> _The problem_
Identify the lines that contain the word "ffffff", then copy them.

------ Extracted material ------

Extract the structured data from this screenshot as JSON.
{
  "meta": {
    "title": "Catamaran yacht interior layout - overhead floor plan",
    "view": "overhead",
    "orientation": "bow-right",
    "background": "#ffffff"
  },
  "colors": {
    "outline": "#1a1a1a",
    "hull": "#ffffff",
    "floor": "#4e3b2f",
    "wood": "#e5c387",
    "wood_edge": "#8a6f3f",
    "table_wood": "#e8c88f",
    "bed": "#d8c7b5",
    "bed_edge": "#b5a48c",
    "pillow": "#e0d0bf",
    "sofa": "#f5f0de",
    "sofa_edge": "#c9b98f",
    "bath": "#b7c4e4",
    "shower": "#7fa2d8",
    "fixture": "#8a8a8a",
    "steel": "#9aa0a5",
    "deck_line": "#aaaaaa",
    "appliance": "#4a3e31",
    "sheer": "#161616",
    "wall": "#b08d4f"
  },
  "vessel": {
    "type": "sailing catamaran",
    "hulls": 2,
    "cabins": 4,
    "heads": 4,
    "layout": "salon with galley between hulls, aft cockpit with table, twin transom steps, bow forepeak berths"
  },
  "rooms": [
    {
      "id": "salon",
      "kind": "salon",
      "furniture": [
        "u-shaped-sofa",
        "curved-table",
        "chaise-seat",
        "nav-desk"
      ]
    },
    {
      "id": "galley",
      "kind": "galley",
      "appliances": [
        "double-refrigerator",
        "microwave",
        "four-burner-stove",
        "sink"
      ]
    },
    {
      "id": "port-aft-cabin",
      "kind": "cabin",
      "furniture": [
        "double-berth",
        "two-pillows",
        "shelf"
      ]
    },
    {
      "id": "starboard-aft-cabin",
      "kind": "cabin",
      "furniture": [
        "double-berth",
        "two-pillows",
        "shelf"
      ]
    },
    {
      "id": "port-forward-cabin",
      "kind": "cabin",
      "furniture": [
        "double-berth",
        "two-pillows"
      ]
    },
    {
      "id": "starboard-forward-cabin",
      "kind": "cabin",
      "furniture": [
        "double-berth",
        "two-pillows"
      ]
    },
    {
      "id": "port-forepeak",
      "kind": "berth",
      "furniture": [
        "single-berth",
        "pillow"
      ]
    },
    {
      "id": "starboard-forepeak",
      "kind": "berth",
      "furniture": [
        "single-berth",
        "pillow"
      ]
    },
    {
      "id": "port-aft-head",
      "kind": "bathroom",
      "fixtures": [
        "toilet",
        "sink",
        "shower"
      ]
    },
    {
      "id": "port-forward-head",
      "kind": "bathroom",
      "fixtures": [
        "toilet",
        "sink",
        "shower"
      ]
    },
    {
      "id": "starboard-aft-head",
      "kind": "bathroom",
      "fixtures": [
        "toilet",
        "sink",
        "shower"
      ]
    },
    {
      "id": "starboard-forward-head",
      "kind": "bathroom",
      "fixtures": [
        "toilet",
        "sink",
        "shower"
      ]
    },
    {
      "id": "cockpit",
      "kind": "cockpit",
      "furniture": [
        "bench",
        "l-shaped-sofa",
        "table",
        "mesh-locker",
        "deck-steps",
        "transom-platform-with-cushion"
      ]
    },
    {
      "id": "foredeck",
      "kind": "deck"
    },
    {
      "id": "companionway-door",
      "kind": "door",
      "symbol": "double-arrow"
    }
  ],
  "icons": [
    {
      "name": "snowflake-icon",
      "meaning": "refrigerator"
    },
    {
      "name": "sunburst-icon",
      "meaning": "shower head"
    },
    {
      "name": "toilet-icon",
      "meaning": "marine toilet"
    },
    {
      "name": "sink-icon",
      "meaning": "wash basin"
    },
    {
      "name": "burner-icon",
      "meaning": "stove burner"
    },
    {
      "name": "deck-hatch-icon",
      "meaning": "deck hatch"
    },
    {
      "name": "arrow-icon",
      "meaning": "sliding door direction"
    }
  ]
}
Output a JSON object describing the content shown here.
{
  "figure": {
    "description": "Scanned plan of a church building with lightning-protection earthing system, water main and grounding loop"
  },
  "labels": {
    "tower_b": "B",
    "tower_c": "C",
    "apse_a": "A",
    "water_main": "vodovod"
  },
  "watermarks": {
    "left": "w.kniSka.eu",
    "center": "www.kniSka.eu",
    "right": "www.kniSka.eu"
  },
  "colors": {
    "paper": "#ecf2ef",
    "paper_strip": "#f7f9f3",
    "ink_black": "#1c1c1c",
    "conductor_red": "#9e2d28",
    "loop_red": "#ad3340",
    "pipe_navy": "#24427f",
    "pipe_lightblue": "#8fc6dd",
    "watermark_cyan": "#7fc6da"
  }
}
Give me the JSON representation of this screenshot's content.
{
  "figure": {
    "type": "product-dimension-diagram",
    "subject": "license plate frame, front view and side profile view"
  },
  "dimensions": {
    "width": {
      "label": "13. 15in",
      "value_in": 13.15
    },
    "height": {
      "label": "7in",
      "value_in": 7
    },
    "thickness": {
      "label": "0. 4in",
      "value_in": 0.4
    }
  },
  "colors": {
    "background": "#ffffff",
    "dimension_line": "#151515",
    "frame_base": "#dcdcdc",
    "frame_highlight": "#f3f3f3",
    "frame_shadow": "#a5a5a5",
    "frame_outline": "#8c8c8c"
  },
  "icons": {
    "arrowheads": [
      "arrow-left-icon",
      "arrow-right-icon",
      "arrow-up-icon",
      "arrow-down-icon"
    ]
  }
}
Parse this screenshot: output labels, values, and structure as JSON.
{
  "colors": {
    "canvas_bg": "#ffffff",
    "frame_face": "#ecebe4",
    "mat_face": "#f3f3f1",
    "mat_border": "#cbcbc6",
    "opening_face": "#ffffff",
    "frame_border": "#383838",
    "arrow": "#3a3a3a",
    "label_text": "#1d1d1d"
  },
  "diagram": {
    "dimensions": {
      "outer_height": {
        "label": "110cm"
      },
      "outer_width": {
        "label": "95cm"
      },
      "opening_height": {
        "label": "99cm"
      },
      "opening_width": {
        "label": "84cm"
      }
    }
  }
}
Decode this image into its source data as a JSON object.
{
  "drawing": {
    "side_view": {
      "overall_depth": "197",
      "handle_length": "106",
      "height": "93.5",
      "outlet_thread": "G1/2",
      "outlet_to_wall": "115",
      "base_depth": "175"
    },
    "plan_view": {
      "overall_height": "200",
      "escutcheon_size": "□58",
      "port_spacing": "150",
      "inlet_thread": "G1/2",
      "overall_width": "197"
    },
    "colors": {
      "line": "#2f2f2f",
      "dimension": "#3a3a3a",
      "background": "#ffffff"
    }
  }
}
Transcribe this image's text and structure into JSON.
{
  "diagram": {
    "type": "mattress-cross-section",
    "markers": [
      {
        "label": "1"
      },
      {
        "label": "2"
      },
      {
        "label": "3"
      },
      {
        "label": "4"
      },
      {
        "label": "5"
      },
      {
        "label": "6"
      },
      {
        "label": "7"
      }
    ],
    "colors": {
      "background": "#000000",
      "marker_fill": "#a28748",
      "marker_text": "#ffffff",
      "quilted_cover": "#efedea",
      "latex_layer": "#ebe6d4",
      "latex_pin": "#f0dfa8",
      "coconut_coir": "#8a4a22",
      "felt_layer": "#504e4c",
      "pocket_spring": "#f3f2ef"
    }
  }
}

------

> _Final answer_
    "background": "#ffffff"
    "hull": "#ffffff",
    "background": "#ffffff",
    "canvas_bg": "#ffffff",
    "opening_face": "#ffffff",
      "background": "#ffffff"
      "marker_text": "#ffffff",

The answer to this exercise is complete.